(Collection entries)
□ □ □ □ □
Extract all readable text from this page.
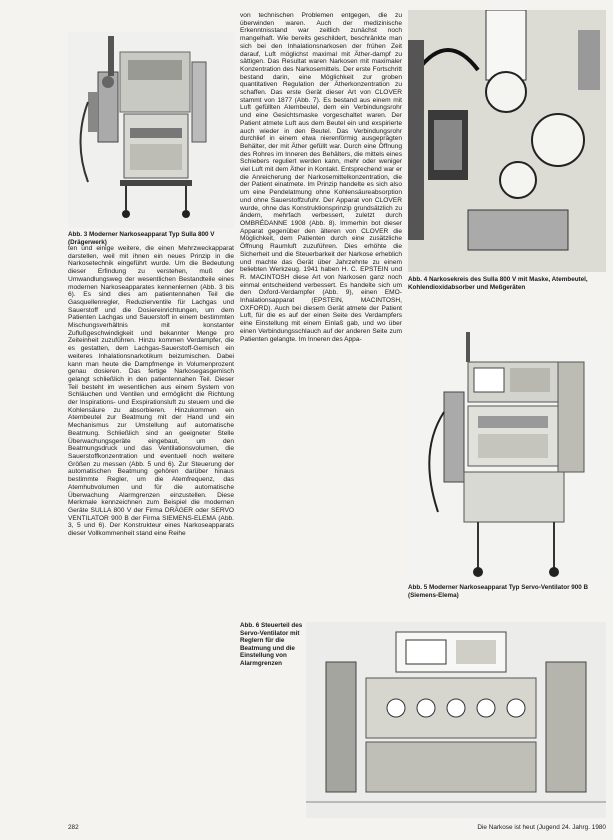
Abb. 3 Moderner Narkoseapparat Typ Sulla 800 V (Drägerwerk)
Abb. 4 Narkosekreis des Sulla 800 V mit Maske, Atembeutel, Kohlendioxidabsorber und Meßgeräten
Abb. 5 Moderner Narkoseapparat Typ Servo-Ventilator 900 B (Siemens-Elema)
Abb. 6 Steuerteil des Servo-Ventilator mit Reglern für die Beatmung und die Einstellung von Alarmgrenzen
ten und einige weitere, die einen Mehrzweckapparat darstellen, weil mit ihnen ein neues Prinzip in die Narkosetechnik eingeführt wurde. Um die Bedeutung dieser Erfindung zu verstehen, muß der Umwandlungsweg der wesentlichen Bestandteile eines modernen Narkoseapparates kennenlernen (Abb. 3 bis 6). Es sind dies am patientennahen Teil die Gasquellenregler, Reduzierventile für Lachgas und Sauerstoff und die Dosiereinrichtungen, um dem Patienten Lachgas und Sauerstoff in einem bestimmten Mischungsverhältnis mit konstanter Zuflußgeschwindigkeit und bekannter Menge pro Zeiteinheit zuzuführen. Hinzu kommen Verdampfer, die es gestatten, dem Lachgas-Sauerstoff-Gemisch ein weiteres Inhalationsnarkotikum beizumischen. Dabei kann man heute die Dampfmenge in Volumenprozent genau dosieren. Das fertige Narkosegasgemisch gelangt schließlich in den patientennahen Teil. Dieser Teil besteht im wesentlichen aus einem System von Schläuchen und Ventilen und ermöglicht die Richtung der Inspirations- und Exspirationsluft zu steuern und die Kohlensäure zu absorbieren. Hinzukommen ein Atembeutel zur Beatmung mit der Hand und ein Mechanismus zur Umstellung auf automatische Beatmung. Schließlich sind an geeigneter Stelle Überwachungsgeräte eingebaut, um den Beatmungsdruck und das Ventilationsvolumen, die Sauerstoffkonzentration und eventuell noch weitere Größen zu messen (Abb. 5 und 6). Zur Steuerung der automatischen Beatmung gehören darüber hinaus bestimmte Regler, um die Atemfrequenz, das Atemhubvolumen und für die automatische Überwachung Alarmgrenzen einzustellen. Diese Merkmale kennzeichnen zum Beispiel die modernen Geräte SULLA 800 V der Firma DRÄGER oder SERVO VENTILATOR 900 B der Firma SIEMENS-ELEMA (Abb. 3, 5 und 6). Der Konstrukteur eines Narkoseapparats dieser Vollkommenheit stand eine Reihe
von technischen Problemen entgegen, die zu überwinden waren. Auch der medizinische Erkenntnisstand war zeitlich zunächst noch mangelhaft. Wie bereits geschildert, beschränkte man sich bei den Inhalationsnarkosen der frühen Zeit darauf, Luft möglichst maximal mit Äther-dampf zu sättigen. Das Resultat waren Narkosen mit maximaler Konzentration des Narkosemittels. Der erste Fortschritt bestand darin, eine Möglichkeit zur groben quantitativen Regulation der Ätherkonzentration zu schaffen. Das erste Gerät dieser Art von CLOVER stammt von 1877 (Abb. 7). Es bestand aus einem mit Luft gefüllten Atembeutel, dem ein Verbindungsrohr und eine Gesichtsmaske vorgeschaltet waren. Der Patient atmete Luft aus dem Beutel ein und exspirierte auch wieder in den Beutel. Das Verbindungsrohr durchlief in einem etwa nierenförmig ausgeprägten Behälter, der mit Äther gefüllt war. Durch eine Öffnung des Rohres im Inneren des Behälters, die mittels eines Schiebers reguliert werden kann, mehr oder weniger viel Luft mit dem Äther in Kontakt. Entsprechend war er die Anreicherung der Narkosemittelkonzentration, die der Patient einatmete. Im Prinzip handelte es sich also um eine Pendelatmung ohne Kohlensäureabsorption und ohne Sauerstoffzufuhr. Der Apparat von CLOVER wurde, ohne das Konstruktionsprinzip grundsätzlich zu ändern, mehrfach verbessert, zuletzt durch OMBRÉDANNE 1908 (Abb. 8). Immerhin bot dieser Apparat gegenüber den älteren von CLOVER die Möglichkeit, dem Patienten durch eine zusätzliche Öffnung Raumluft zuzuführen. Dies erhöhte die Sicherheit und die Steuerbarkeit der Narkose erheblich und machte das Gerät über Jahrzehnte zu einem beliebten Werkzeug. 1941 haben H. C. EPSTEIN und R. MACINTOSH diese Art von Narkosen ganz noch einmal entscheidend verbessert. Es handelte sich um den Oxford-Verdampfer (Abb. 9), einen EMO-Inhalationsapparat (EPSTEIN, MACINTOSH, OXFORD). Auch bei diesem Gerät atmete der Patient Luft, für die es auf der einen Seite des Verdampfers eine Einstellung mit einem Einlaß gab, und wo über einen Verbindungsschlauch auf der anderen Seite zum Patienten gelangte. Im Inneren des Appa-
282	Die Narkose ist heut (Jugend 24. Jahrg. 1980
□ □ □ □ □
THE REQUEST: Every line of the data should be copied as it stands, without the images.

RESULT:
Extract all readable text from this page.
Abb. 3 Moderner Narkoseapparat Typ Sulla 800 V (Drägerwerk)
Abb. 4 Narkosekreis des Sulla 800 V mit Maske, Atembeutel, Kohlendioxidabsorber und Meßgeräten
Abb. 5 Moderner Narkoseapparat Typ Servo-Ventilator 900 B (Siemens-Elema)
Abb. 6 Steuerteil des Servo-Ventilator mit Reglern für die Beatmung und die Einstellung von Alarmgrenzen
ten und einige weitere, die einen Mehrzweckapparat darstellen, weil mit ihnen ein neues Prinzip in die Narkosetechnik eingeführt wurde. Um die Bedeutung dieser Erfindung zu verstehen, muß der Umwandlungsweg der wesentlichen Bestandteile eines modernen Narkoseapparates kennenlernen (Abb. 3 bis 6). Es sind dies am patientennahen Teil die Gasquellenregler, Reduzierventile für Lachgas und Sauerstoff und die Dosiereinrichtungen, um dem Patienten Lachgas und Sauerstoff in einem bestimmten Mischungsverhältnis mit konstanter Zuflußgeschwindigkeit und bekannter Menge pro Zeiteinheit zuzuführen. Hinzu kommen Verdampfer, die es gestatten, dem Lachgas-Sauerstoff-Gemisch ein weiteres Inhalationsnarkotikum beizumischen. Dabei kann man heute die Dampfmenge in Volumenprozent genau dosieren. Das fertige Narkosegasgemisch gelangt schließlich in den patientennahen Teil. Dieser Teil besteht im wesentlichen aus einem System von Schläuchen und Ventilen und ermöglicht die Richtung der Inspirations- und Exspirationsluft zu steuern und die Kohlensäure zu absorbieren. Hinzukommen ein Atembeutel zur Beatmung mit der Hand und ein Mechanismus zur Umstellung auf automatische Beatmung. Schließlich sind an geeigneter Stelle Überwachungsgeräte eingebaut, um den Beatmungsdruck und das Ventilationsvolumen, die Sauerstoffkonzentration und eventuell noch weitere Größen zu messen (Abb. 5 und 6). Zur Steuerung der automatischen Beatmung gehören darüber hinaus bestimmte Regler, um die Atemfrequenz, das Atemhubvolumen und für die automatische Überwachung Alarmgrenzen einzustellen. Diese Merkmale kennzeichnen zum Beispiel die modernen Geräte SULLA 800 V der Firma DRÄGER oder SERVO VENTILATOR 900 B der Firma SIEMENS-ELEMA (Abb. 3, 5 und 6). Der Konstrukteur eines Narkoseapparats dieser Vollkommenheit stand eine Reihe
von technischen Problemen entgegen, die zu überwinden waren. Auch der medizinische Erkenntnisstand war zeitlich zunächst noch mangelhaft. Wie bereits geschildert, beschränkte man sich bei den Inhalationsnarkosen der frühen Zeit darauf, Luft möglichst maximal mit Äther-dampf zu sättigen. Das Resultat waren Narkosen mit maximaler Konzentration des Narkosemittels. Der erste Fortschritt bestand darin, eine Möglichkeit zur groben quantitativen Regulation der Ätherkonzentration zu schaffen. Das erste Gerät dieser Art von CLOVER stammt von 1877 (Abb. 7). Es bestand aus einem mit Luft gefüllten Atembeutel, dem ein Verbindungsrohr und eine Gesichtsmaske vorgeschaltet waren. Der Patient atmete Luft aus dem Beutel ein und exspirierte auch wieder in den Beutel. Das Verbindungsrohr durchlief in einem etwa nierenförmig ausgeprägten Behälter, der mit Äther gefüllt war. Durch eine Öffnung des Rohres im Inneren des Behälters, die mittels eines Schiebers reguliert werden kann, mehr oder weniger viel Luft mit dem Äther in Kontakt. Entsprechend war er die Anreicherung der Narkosemittelkonzentration, die der Patient einatmete. Im Prinzip handelte es sich also um eine Pendelatmung ohne Kohlensäureabsorption und ohne Sauerstoffzufuhr. Der Apparat von CLOVER wurde, ohne das Konstruktionsprinzip grundsätzlich zu ändern, mehrfach verbessert, zuletzt durch OMBRÉDANNE 1908 (Abb. 8). Immerhin bot dieser Apparat gegenüber den älteren von CLOVER die Möglichkeit, dem Patienten durch eine zusätzliche Öffnung Raumluft zuzuführen. Dies erhöhte die Sicherheit und die Steuerbarkeit der Narkose erheblich und machte das Gerät über Jahrzehnte zu einem beliebten Werkzeug. 1941 haben H. C. EPSTEIN und R. MACINTOSH diese Art von Narkosen ganz noch einmal entscheidend verbessert. Es handelte sich um den Oxford-Verdampfer (Abb. 9), einen EMO-Inhalationsapparat (EPSTEIN, MACINTOSH, OXFORD). Auch bei diesem Gerät atmete der Patient Luft, für die es auf der einen Seite des Verdampfers eine Einstellung mit einem Einlaß gab, und wo über einen Verbindungsschlauch auf der anderen Seite zum Patienten gelangte. Im Inneren des Appa-
282	Die Narkose ist heut (Jugend 24. Jahrg. 1980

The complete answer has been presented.